◆ Exercise task:
Review the material and extract every line in which the word "title" occurs.

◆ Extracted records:
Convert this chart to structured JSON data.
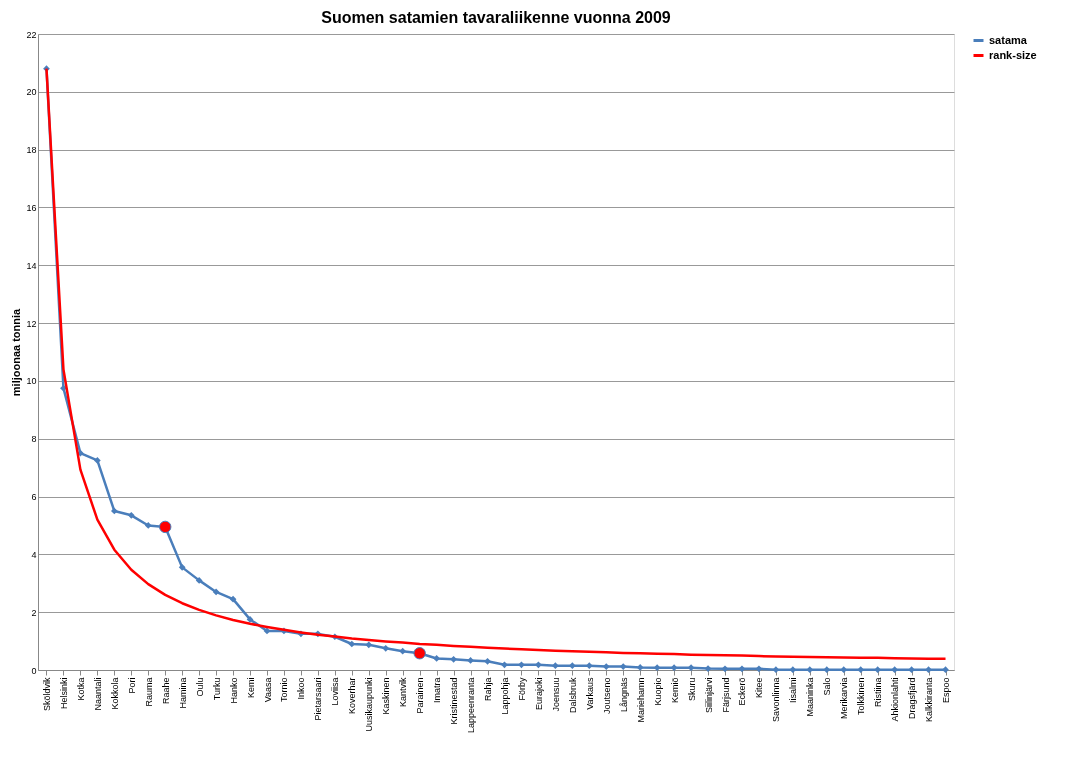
{
  "chart_data": {
    "type": "line",
    "title": "Suomen satamien tavaraliikenne vuonna 2009",
    "ylabel": "miljoonaa tonnia",
    "categories": [
      "Sköldvik",
      "Helsinki",
      "Kotka",
      "Naantali",
      "Kokkola",
      "Pori",
      "Rauma",
      "Raahe",
      "Hamina",
      "Oulu",
      "Turku",
      "Hanko",
      "Kemi",
      "Vaasa",
      "Tornio",
      "Inkoo",
      "Pietarsaari",
      "Loviisa",
      "Koverhar",
      "Uusikaupunki",
      "Kaskinen",
      "Kantvik",
      "Parainen",
      "Imatra",
      "Kristinestad",
      "Lappeenranta",
      "Rahja",
      "Lappohja",
      "Förby",
      "Eurajoki",
      "Joensuu",
      "Dalsbruk",
      "Varkaus",
      "Joutseno",
      "Långnäs",
      "Mariehamn",
      "Kuopio",
      "Kemiö",
      "Skuru",
      "Siilinjärvi",
      "Färjsund",
      "Eckerö",
      "Kitee",
      "Savonlinna",
      "Iisalmi",
      "Maaninka",
      "Salo",
      "Merikarvia",
      "Tolkkinen",
      "Ristiina",
      "Ahkionlahti",
      "Dragsfjärd",
      "Kalkkiranta",
      "Espoo"
    ],
    "series": [
      {
        "name": "satama",
        "color": "#4a7ebb",
        "marker": "diamond",
        "values": [
          20.8,
          9.75,
          7.5,
          7.25,
          5.5,
          5.35,
          5.0,
          4.95,
          3.55,
          3.1,
          2.7,
          2.45,
          1.75,
          1.35,
          1.35,
          1.25,
          1.25,
          1.15,
          0.9,
          0.87,
          0.75,
          0.65,
          0.58,
          0.4,
          0.37,
          0.33,
          0.3,
          0.18,
          0.18,
          0.18,
          0.15,
          0.15,
          0.15,
          0.12,
          0.12,
          0.09,
          0.08,
          0.08,
          0.08,
          0.05,
          0.04,
          0.04,
          0.04,
          0.01,
          0.01,
          0.01,
          0.01,
          0.01,
          0.01,
          0.01,
          0.01,
          0.01,
          0.01,
          0.01
        ]
      },
      {
        "name": "rank-size",
        "color": "#ff0000",
        "marker": "none",
        "values": [
          20.8,
          10.4,
          6.93,
          5.2,
          4.16,
          3.47,
          2.97,
          2.6,
          2.31,
          2.08,
          1.89,
          1.73,
          1.6,
          1.49,
          1.39,
          1.3,
          1.22,
          1.16,
          1.09,
          1.04,
          0.99,
          0.95,
          0.9,
          0.87,
          0.83,
          0.8,
          0.77,
          0.74,
          0.72,
          0.69,
          0.67,
          0.65,
          0.63,
          0.61,
          0.59,
          0.58,
          0.56,
          0.55,
          0.53,
          0.52,
          0.51,
          0.5,
          0.48,
          0.47,
          0.46,
          0.45,
          0.44,
          0.43,
          0.42,
          0.42,
          0.41,
          0.4,
          0.39,
          0.39
        ]
      },
      {
        "color": "#ff0000",
        "type": "scatter",
        "marker": "circle",
        "values": [
          null,
          null,
          null,
          null,
          null,
          null,
          null,
          4.95,
          null,
          null,
          null,
          null,
          null,
          null,
          null,
          null,
          null,
          null,
          null,
          null,
          null,
          null,
          0.58,
          null,
          null,
          null,
          null,
          null,
          null,
          null,
          null,
          null,
          null,
          null,
          null,
          null,
          null,
          null,
          null,
          null,
          null,
          null,
          null,
          null,
          null,
          null,
          null,
          null,
          null,
          null,
          null,
          null,
          null,
          null
        ]
      }
    ],
    "ylim": [
      0,
      22
    ],
    "yticks": [
      0,
      2,
      4,
      6,
      8,
      10,
      12,
      14,
      16,
      18,
      20,
      22
    ],
    "grid": "y",
    "legend": "right"
  }
}
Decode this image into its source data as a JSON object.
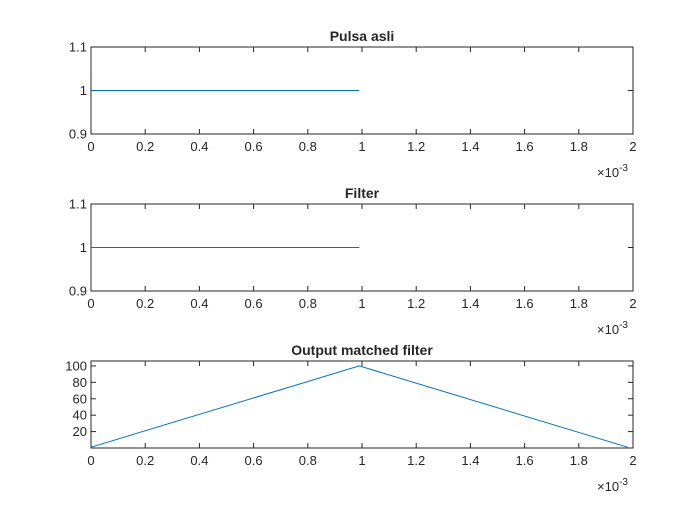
{
  "chart_data": [
    {
      "type": "line",
      "title": "Pulsa asli",
      "xlabel": "",
      "ylabel": "",
      "xlim": [
        0,
        0.002
      ],
      "ylim": [
        0.9,
        1.1
      ],
      "x_ticks": [
        0,
        0.0002,
        0.0004,
        0.0006,
        0.0008,
        0.001,
        0.0012,
        0.0014,
        0.0016,
        0.0018,
        0.002
      ],
      "x_tick_labels": [
        "0",
        "0.2",
        "0.4",
        "0.6",
        "0.8",
        "1",
        "1.2",
        "1.4",
        "1.6",
        "1.8",
        "2"
      ],
      "x_exponent": {
        "base": "×10",
        "power": "-3"
      },
      "y_ticks": [
        0.9,
        1,
        1.1
      ],
      "y_tick_labels": [
        "0.9",
        "1",
        "1.1"
      ],
      "grid": false,
      "series": [
        {
          "x": [
            0,
            0.00099
          ],
          "y": [
            1,
            1
          ],
          "color": "#0072BD"
        }
      ]
    },
    {
      "type": "line",
      "title": "Filter",
      "xlabel": "",
      "ylabel": "",
      "xlim": [
        0,
        0.002
      ],
      "ylim": [
        0.9,
        1.1
      ],
      "x_ticks": [
        0,
        0.0002,
        0.0004,
        0.0006,
        0.0008,
        0.001,
        0.0012,
        0.0014,
        0.0016,
        0.0018,
        0.002
      ],
      "x_tick_labels": [
        "0",
        "0.2",
        "0.4",
        "0.6",
        "0.8",
        "1",
        "1.2",
        "1.4",
        "1.6",
        "1.8",
        "2"
      ],
      "x_exponent": {
        "base": "×10",
        "power": "-3"
      },
      "y_ticks": [
        0.9,
        1,
        1.1
      ],
      "y_tick_labels": [
        "0.9",
        "1",
        "1.1"
      ],
      "grid": false,
      "series": [
        {
          "x": [
            0,
            0.00099
          ],
          "y": [
            1,
            1
          ],
          "color": "#0072BD"
        }
      ]
    },
    {
      "type": "line",
      "title": "Output matched filter",
      "xlabel": "",
      "ylabel": "",
      "xlim": [
        0,
        0.002
      ],
      "ylim": [
        0,
        106
      ],
      "x_ticks": [
        0,
        0.0002,
        0.0004,
        0.0006,
        0.0008,
        0.001,
        0.0012,
        0.0014,
        0.0016,
        0.0018,
        0.002
      ],
      "x_tick_labels": [
        "0",
        "0.2",
        "0.4",
        "0.6",
        "0.8",
        "1",
        "1.2",
        "1.4",
        "1.6",
        "1.8",
        "2"
      ],
      "x_exponent": {
        "base": "×10",
        "power": "-3"
      },
      "y_ticks": [
        20,
        40,
        60,
        80,
        100
      ],
      "y_tick_labels": [
        "20",
        "40",
        "60",
        "80",
        "100"
      ],
      "grid": false,
      "series": [
        {
          "x": [
            0,
            0.00099,
            0.00198
          ],
          "y": [
            1,
            100,
            1
          ],
          "color": "#0072BD"
        }
      ]
    }
  ]
}
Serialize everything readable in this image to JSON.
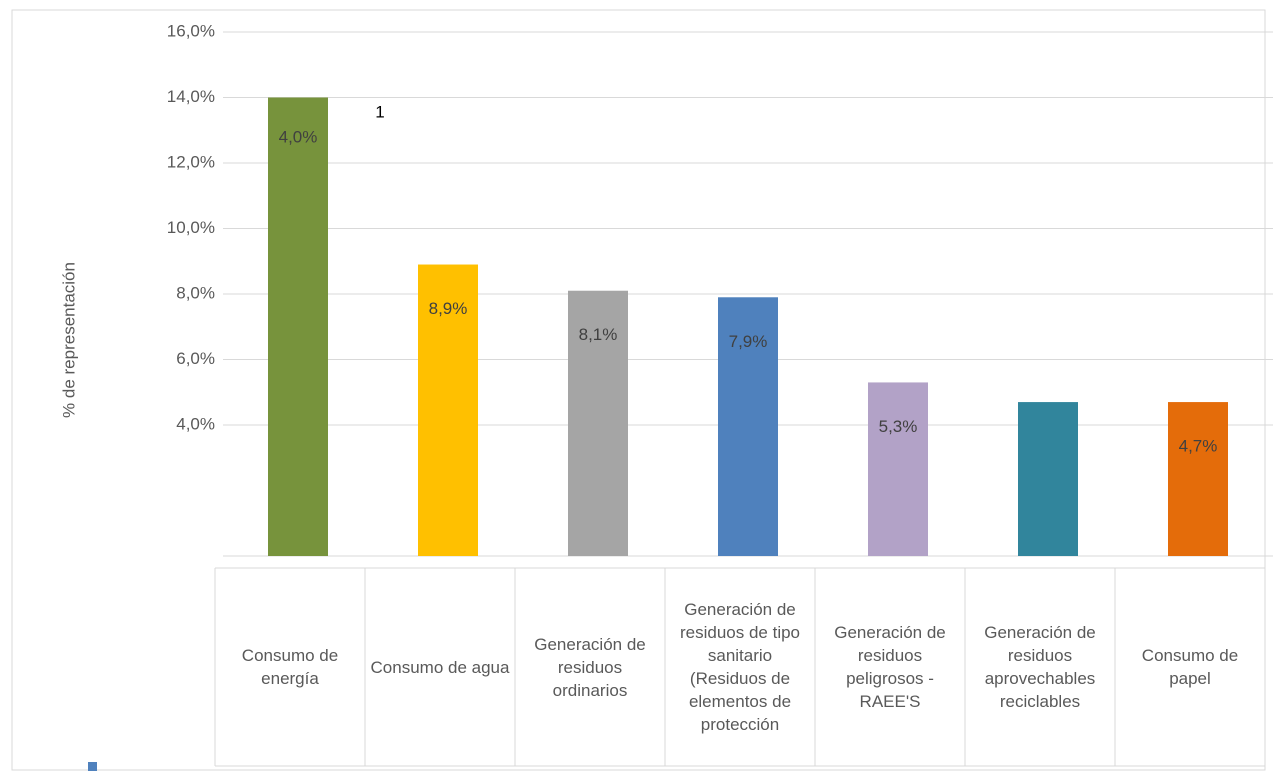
{
  "chart_data": {
    "type": "bar",
    "y_label": "% de representación",
    "categories": [
      "Consumo de energía",
      "Consumo de agua",
      "Generación de residuos ordinarios",
      "Generación de residuos de tipo sanitario (Residuos de elementos de protección",
      "Generación de residuos peligrosos - RAEE'S",
      "Generación de residuos aprovechables reciclables",
      "Consumo de papel"
    ],
    "values": [
      14.0,
      8.9,
      8.1,
      7.9,
      5.3,
      4.7,
      4.7
    ],
    "value_labels": [
      null,
      "8,9%",
      "8,1%",
      "7,9%",
      "5,3%",
      null,
      "4,7%"
    ],
    "colors": [
      "#77933c",
      "#ffc000",
      "#a5a5a5",
      "#4f81bd",
      "#b2a2c7",
      "#31859c",
      "#e46c0a"
    ],
    "annotations": [
      "1",
      "4,0%"
    ],
    "ylim": [
      0,
      16
    ],
    "yticks": [
      {
        "value": 16,
        "label": "16,0%"
      },
      {
        "value": 14,
        "label": "14,0%"
      },
      {
        "value": 12,
        "label": "12,0%"
      },
      {
        "value": 10,
        "label": "10,0%"
      },
      {
        "value": 8,
        "label": "8,0%"
      },
      {
        "value": 6,
        "label": "6,0%"
      },
      {
        "value": 4,
        "label": "4,0%"
      }
    ],
    "grid": true
  }
}
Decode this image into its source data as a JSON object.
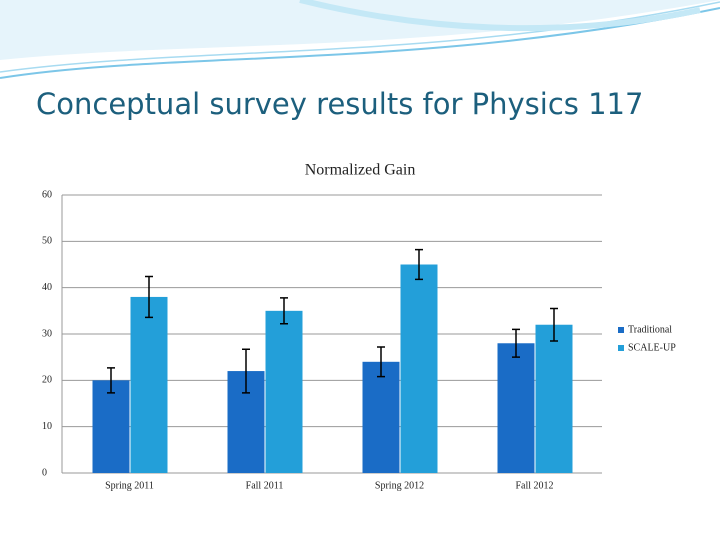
{
  "header": {
    "title": "Conceptual survey results for Physics 117"
  },
  "chart_data": {
    "type": "bar",
    "title": "Normalized Gain",
    "categories": [
      "Spring 2011",
      "Fall 2011",
      "Spring 2012",
      "Fall 2012"
    ],
    "series": [
      {
        "name": "Traditional",
        "color": "#1a6cc6",
        "values": [
          20,
          22,
          24,
          28
        ],
        "errors": [
          2.7,
          4.7,
          3.2,
          3
        ]
      },
      {
        "name": "SCALE-UP",
        "color": "#239fd9",
        "values": [
          38,
          35,
          45,
          32
        ],
        "errors": [
          4.4,
          2.8,
          3.2,
          3.5
        ]
      }
    ],
    "ylim": [
      0,
      60
    ],
    "yticks": [
      0,
      10,
      20,
      30,
      40,
      50,
      60
    ],
    "grid": true,
    "legend": "right"
  }
}
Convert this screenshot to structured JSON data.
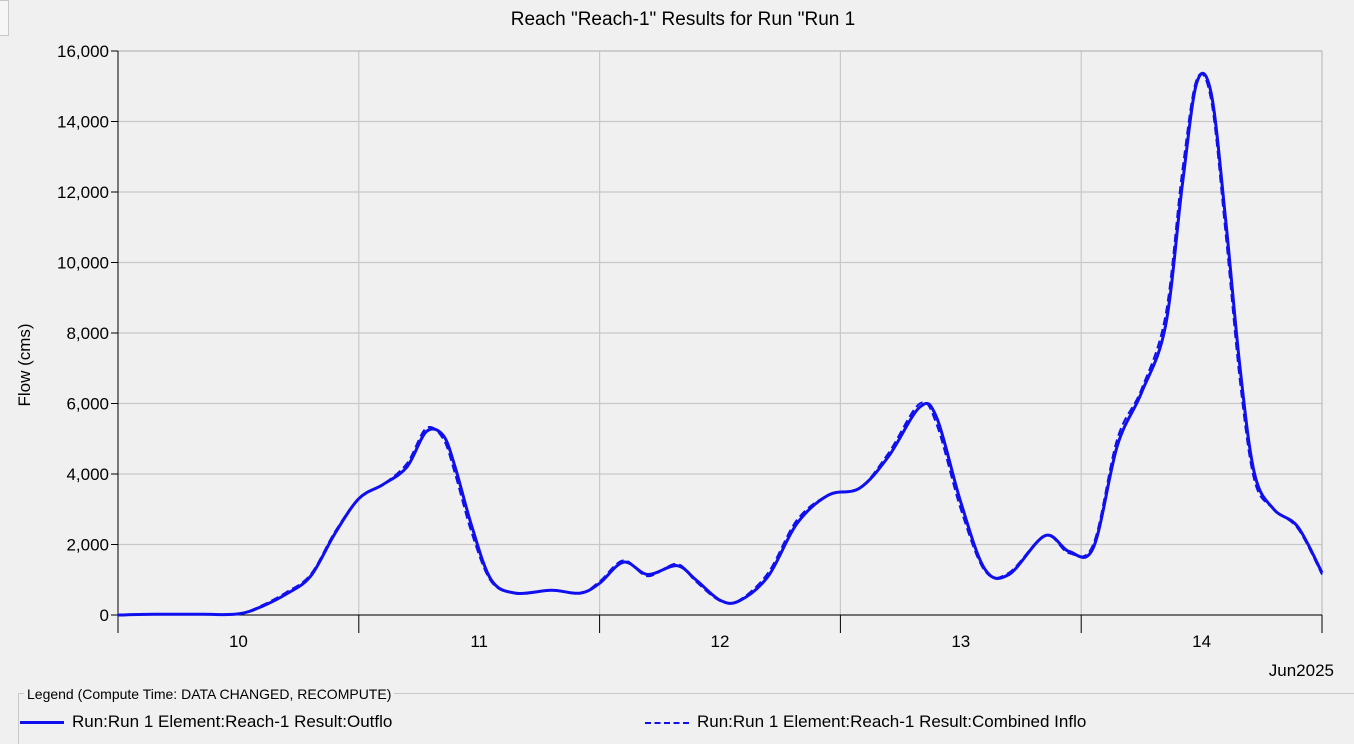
{
  "colors": {
    "series": "#1010ee",
    "grid": "#c8c8c8",
    "plot_bg": "#f0f0f0"
  },
  "chart_data": {
    "type": "line",
    "title": "Reach \"Reach-1\" Results for Run \"Run 1",
    "ylabel": "Flow (cms)",
    "xlabel": "",
    "x_unit_label": "Jun2025",
    "ylim": [
      0,
      16000
    ],
    "xlim": [
      9.5,
      14.5
    ],
    "y_ticks": [
      0,
      2000,
      4000,
      6000,
      8000,
      10000,
      12000,
      14000,
      16000
    ],
    "y_tick_labels": [
      "0",
      "2,000",
      "4,000",
      "6,000",
      "8,000",
      "10,000",
      "12,000",
      "14,000",
      "16,000"
    ],
    "x_day_labels": [
      "10",
      "11",
      "12",
      "13",
      "14"
    ],
    "grid": true,
    "series": [
      {
        "name": "Run:Run 1 Element:Reach-1 Result:Outflow",
        "style": "solid",
        "points": [
          [
            9.5,
            0
          ],
          [
            9.65,
            20
          ],
          [
            9.85,
            20
          ],
          [
            10.0,
            30
          ],
          [
            10.1,
            250
          ],
          [
            10.2,
            600
          ],
          [
            10.3,
            1100
          ],
          [
            10.4,
            2300
          ],
          [
            10.5,
            3300
          ],
          [
            10.6,
            3700
          ],
          [
            10.7,
            4200
          ],
          [
            10.78,
            5200
          ],
          [
            10.85,
            5100
          ],
          [
            10.9,
            4200
          ],
          [
            10.97,
            2500
          ],
          [
            11.05,
            1000
          ],
          [
            11.15,
            620
          ],
          [
            11.3,
            700
          ],
          [
            11.42,
            620
          ],
          [
            11.5,
            900
          ],
          [
            11.6,
            1500
          ],
          [
            11.7,
            1150
          ],
          [
            11.82,
            1400
          ],
          [
            11.9,
            1000
          ],
          [
            12.0,
            420
          ],
          [
            12.08,
            400
          ],
          [
            12.2,
            1100
          ],
          [
            12.32,
            2600
          ],
          [
            12.45,
            3400
          ],
          [
            12.58,
            3600
          ],
          [
            12.7,
            4500
          ],
          [
            12.83,
            5900
          ],
          [
            12.9,
            5600
          ],
          [
            13.0,
            3200
          ],
          [
            13.1,
            1300
          ],
          [
            13.2,
            1150
          ],
          [
            13.35,
            2250
          ],
          [
            13.45,
            1800
          ],
          [
            13.55,
            1900
          ],
          [
            13.65,
            4800
          ],
          [
            13.75,
            6300
          ],
          [
            13.85,
            8200
          ],
          [
            13.92,
            12200
          ],
          [
            13.98,
            15100
          ],
          [
            14.04,
            14800
          ],
          [
            14.1,
            11200
          ],
          [
            14.16,
            7000
          ],
          [
            14.22,
            4000
          ],
          [
            14.3,
            3000
          ],
          [
            14.4,
            2500
          ],
          [
            14.5,
            1200
          ]
        ]
      },
      {
        "name": "Run:Run 1 Element:Reach-1 Result:Combined Inflow",
        "style": "dashed",
        "points": [
          [
            9.65,
            20
          ],
          [
            9.85,
            20
          ],
          [
            10.0,
            30
          ],
          [
            10.1,
            280
          ],
          [
            10.2,
            650
          ],
          [
            10.3,
            1150
          ],
          [
            10.4,
            2350
          ],
          [
            10.5,
            3300
          ],
          [
            10.6,
            3700
          ],
          [
            10.7,
            4300
          ],
          [
            10.78,
            5300
          ],
          [
            10.85,
            5000
          ],
          [
            10.9,
            4000
          ],
          [
            10.97,
            2300
          ],
          [
            11.05,
            950
          ],
          [
            11.15,
            620
          ],
          [
            11.3,
            700
          ],
          [
            11.42,
            610
          ],
          [
            11.5,
            950
          ],
          [
            11.6,
            1550
          ],
          [
            11.7,
            1100
          ],
          [
            11.82,
            1450
          ],
          [
            11.9,
            950
          ],
          [
            12.0,
            400
          ],
          [
            12.08,
            420
          ],
          [
            12.2,
            1200
          ],
          [
            12.32,
            2700
          ],
          [
            12.45,
            3400
          ],
          [
            12.58,
            3600
          ],
          [
            12.7,
            4600
          ],
          [
            12.83,
            6000
          ],
          [
            12.9,
            5400
          ],
          [
            13.0,
            3000
          ],
          [
            13.1,
            1250
          ],
          [
            13.2,
            1200
          ],
          [
            13.35,
            2250
          ],
          [
            13.45,
            1750
          ],
          [
            13.55,
            2000
          ],
          [
            13.65,
            5000
          ],
          [
            13.75,
            6400
          ],
          [
            13.85,
            8500
          ],
          [
            13.92,
            12600
          ],
          [
            13.98,
            15200
          ],
          [
            14.04,
            14600
          ],
          [
            14.1,
            10800
          ],
          [
            14.16,
            6600
          ],
          [
            14.22,
            3800
          ],
          [
            14.3,
            3000
          ],
          [
            14.4,
            2450
          ],
          [
            14.5,
            1150
          ]
        ]
      }
    ]
  },
  "legend": {
    "title": "Legend (Compute Time: DATA CHANGED, RECOMPUTE)",
    "items": [
      {
        "label": "Run:Run 1 Element:Reach-1 Result:Outflo"
      },
      {
        "label": "Run:Run 1 Element:Reach-1 Result:Combined Inflo"
      }
    ]
  }
}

◆ Final result:
    "title": "Suomen satamien tavaraliikenne vuonna 2009",
      "title": "Pulsa asli",
      "title": "Filter",
      "title": "Output matched filter",
    "title": "Conceptual survey results for Physics 117"
    "title": "Normalized Gain",
    "title": "Reach \"Reach-1\" Results for Run \"Run 1",
    "title": "Legend (Compute Time: DATA CHANGED, RECOMPUTE)",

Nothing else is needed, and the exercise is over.